-------- ENTRIES SUPPLIED --------

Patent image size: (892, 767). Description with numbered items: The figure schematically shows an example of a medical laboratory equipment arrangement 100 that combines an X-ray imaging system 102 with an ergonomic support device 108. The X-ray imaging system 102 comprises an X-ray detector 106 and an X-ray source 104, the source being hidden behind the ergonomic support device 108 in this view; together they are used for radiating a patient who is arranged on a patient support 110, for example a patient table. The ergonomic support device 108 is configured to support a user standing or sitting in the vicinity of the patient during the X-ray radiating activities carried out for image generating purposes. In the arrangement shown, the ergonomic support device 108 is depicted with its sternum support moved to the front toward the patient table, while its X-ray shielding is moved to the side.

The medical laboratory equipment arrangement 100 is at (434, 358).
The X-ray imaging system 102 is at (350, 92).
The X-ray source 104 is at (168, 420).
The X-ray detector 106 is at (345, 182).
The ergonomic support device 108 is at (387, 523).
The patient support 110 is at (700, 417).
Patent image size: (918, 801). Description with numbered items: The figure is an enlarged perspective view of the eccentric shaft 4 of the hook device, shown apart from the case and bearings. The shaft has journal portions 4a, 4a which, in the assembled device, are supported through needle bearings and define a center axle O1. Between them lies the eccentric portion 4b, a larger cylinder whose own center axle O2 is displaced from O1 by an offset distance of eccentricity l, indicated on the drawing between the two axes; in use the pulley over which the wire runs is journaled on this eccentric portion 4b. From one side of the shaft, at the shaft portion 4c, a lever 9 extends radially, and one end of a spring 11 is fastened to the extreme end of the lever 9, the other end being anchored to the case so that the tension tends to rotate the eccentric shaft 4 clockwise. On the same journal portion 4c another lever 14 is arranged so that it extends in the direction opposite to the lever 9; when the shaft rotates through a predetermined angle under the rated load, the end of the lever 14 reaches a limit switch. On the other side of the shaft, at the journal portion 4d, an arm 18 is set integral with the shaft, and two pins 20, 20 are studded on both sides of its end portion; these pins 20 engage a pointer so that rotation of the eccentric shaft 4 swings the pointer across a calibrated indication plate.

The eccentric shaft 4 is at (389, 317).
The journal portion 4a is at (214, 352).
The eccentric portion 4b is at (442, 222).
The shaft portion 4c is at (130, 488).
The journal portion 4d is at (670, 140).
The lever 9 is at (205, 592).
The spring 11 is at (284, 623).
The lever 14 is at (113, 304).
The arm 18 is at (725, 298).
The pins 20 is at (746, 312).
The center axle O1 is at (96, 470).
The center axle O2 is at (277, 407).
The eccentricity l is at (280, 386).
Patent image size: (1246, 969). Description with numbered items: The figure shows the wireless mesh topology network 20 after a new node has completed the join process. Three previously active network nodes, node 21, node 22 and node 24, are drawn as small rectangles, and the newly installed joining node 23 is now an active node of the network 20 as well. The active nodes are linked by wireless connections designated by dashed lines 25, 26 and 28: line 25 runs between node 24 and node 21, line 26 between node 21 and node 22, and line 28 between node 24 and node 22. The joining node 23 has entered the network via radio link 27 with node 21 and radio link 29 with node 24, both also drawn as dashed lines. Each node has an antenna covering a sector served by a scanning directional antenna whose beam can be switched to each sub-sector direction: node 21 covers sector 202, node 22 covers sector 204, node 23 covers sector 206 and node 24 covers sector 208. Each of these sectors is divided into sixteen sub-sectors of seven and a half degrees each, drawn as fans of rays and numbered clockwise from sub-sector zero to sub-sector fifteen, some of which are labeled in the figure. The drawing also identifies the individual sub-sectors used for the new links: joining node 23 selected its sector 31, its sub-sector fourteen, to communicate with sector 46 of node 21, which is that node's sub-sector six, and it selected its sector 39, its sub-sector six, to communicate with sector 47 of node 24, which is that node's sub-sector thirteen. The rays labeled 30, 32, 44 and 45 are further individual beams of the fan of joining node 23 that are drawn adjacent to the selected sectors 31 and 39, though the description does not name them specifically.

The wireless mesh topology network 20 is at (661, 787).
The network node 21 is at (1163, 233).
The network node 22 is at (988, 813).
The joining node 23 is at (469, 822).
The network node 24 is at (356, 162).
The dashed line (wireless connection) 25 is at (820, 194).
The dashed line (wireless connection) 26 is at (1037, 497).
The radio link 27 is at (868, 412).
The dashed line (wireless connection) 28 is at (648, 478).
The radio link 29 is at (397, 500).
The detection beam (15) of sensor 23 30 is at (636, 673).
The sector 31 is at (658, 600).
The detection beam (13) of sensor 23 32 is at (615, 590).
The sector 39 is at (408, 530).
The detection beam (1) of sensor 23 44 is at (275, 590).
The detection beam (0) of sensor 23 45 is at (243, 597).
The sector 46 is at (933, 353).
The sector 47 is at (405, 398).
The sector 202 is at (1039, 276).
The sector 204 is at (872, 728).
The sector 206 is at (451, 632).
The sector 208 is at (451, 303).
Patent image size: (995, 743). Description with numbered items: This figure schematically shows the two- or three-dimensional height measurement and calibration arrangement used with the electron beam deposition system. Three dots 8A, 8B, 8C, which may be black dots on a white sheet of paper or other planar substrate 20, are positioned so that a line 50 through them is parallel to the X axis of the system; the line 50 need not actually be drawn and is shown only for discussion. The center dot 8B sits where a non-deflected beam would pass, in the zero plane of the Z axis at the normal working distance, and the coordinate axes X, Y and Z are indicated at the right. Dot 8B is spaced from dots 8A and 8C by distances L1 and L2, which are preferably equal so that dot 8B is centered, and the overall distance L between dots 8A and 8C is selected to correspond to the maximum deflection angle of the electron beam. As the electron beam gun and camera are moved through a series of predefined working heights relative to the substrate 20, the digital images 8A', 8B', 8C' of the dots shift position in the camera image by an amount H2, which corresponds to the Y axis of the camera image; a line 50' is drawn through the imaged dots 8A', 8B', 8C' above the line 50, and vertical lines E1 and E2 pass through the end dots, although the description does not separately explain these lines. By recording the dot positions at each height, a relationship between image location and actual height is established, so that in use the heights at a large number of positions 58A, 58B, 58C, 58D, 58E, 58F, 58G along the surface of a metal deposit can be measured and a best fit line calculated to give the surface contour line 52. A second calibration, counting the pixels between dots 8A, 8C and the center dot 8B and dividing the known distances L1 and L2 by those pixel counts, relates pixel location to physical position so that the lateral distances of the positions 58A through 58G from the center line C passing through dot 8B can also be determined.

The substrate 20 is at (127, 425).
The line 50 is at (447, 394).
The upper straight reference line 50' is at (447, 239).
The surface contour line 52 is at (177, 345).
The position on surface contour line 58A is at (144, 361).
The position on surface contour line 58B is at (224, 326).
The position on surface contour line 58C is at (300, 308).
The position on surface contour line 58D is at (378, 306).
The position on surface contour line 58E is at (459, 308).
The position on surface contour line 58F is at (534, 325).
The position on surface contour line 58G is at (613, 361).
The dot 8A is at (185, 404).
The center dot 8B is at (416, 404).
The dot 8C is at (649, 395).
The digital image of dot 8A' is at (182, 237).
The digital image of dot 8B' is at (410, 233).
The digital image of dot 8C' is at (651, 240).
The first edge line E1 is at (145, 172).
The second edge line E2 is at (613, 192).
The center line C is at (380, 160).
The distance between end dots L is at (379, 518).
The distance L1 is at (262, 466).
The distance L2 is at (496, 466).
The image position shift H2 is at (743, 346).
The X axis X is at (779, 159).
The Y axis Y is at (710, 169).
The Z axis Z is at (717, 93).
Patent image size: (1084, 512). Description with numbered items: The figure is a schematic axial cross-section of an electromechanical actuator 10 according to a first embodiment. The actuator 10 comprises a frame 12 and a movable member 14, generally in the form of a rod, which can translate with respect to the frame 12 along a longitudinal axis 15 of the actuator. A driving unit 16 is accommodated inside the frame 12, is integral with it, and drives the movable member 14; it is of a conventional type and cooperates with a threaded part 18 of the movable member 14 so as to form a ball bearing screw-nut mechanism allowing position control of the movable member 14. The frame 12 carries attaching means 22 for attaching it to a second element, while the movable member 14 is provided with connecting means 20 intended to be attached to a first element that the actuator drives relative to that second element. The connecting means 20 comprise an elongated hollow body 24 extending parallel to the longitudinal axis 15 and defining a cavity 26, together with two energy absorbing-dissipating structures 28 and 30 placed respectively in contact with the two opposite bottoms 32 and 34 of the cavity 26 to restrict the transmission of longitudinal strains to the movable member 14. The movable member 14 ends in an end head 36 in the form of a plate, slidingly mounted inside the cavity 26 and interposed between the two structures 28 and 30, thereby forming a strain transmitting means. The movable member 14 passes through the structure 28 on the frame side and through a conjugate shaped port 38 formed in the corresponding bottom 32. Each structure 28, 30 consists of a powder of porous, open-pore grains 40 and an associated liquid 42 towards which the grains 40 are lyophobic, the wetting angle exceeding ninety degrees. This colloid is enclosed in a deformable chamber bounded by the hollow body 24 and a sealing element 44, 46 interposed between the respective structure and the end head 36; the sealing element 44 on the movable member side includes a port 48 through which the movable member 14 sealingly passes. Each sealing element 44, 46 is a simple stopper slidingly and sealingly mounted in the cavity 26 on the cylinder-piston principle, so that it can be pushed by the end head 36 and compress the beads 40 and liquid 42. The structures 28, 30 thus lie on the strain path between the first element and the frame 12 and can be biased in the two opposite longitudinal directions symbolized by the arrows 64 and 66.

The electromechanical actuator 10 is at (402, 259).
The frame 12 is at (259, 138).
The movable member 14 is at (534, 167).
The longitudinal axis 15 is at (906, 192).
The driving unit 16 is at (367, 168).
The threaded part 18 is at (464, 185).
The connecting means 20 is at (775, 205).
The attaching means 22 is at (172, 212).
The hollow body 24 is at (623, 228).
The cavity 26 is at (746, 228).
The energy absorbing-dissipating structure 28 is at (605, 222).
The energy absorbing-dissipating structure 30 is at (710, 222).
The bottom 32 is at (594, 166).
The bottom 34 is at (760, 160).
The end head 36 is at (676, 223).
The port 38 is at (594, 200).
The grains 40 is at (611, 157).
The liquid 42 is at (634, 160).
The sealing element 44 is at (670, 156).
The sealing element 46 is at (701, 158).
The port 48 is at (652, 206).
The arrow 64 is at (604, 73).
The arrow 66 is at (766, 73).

--------

• THE PROBLEM:
Reproduce, line for line, the stretch from the start of the records through the line containing "The patient support 110 is at (700, 417).".

• SOLUTION TO THE EXERCISE:
Patent image size: (892, 767). Description with numbered items: The figure schematically shows an example of a medical laboratory equipment arrangement 100 that combines an X-ray imaging system 102 with an ergonomic support device 108. The X-ray imaging system 102 comprises an X-ray detector 106 and an X-ray source 104, the source being hidden behind the ergonomic support device 108 in this view; together they are used for radiating a patient who is arranged on a patient support 110, for example a patient table. The ergonomic support device 108 is configured to support a user standing or sitting in the vicinity of the patient during the X-ray radiating activities carried out for image generating purposes. In the arrangement shown, the ergonomic support device 108 is depicted with its sternum support moved to the front toward the patient table, while its X-ray shielding is moved to the side.

The medical laboratory equipment arrangement 100 is at (434, 358).
The X-ray imaging system 102 is at (350, 92).
The X-ray source 104 is at (168, 420).
The X-ray detector 106 is at (345, 182).
The ergonomic support device 108 is at (387, 523).
The patient support 110 is at (700, 417).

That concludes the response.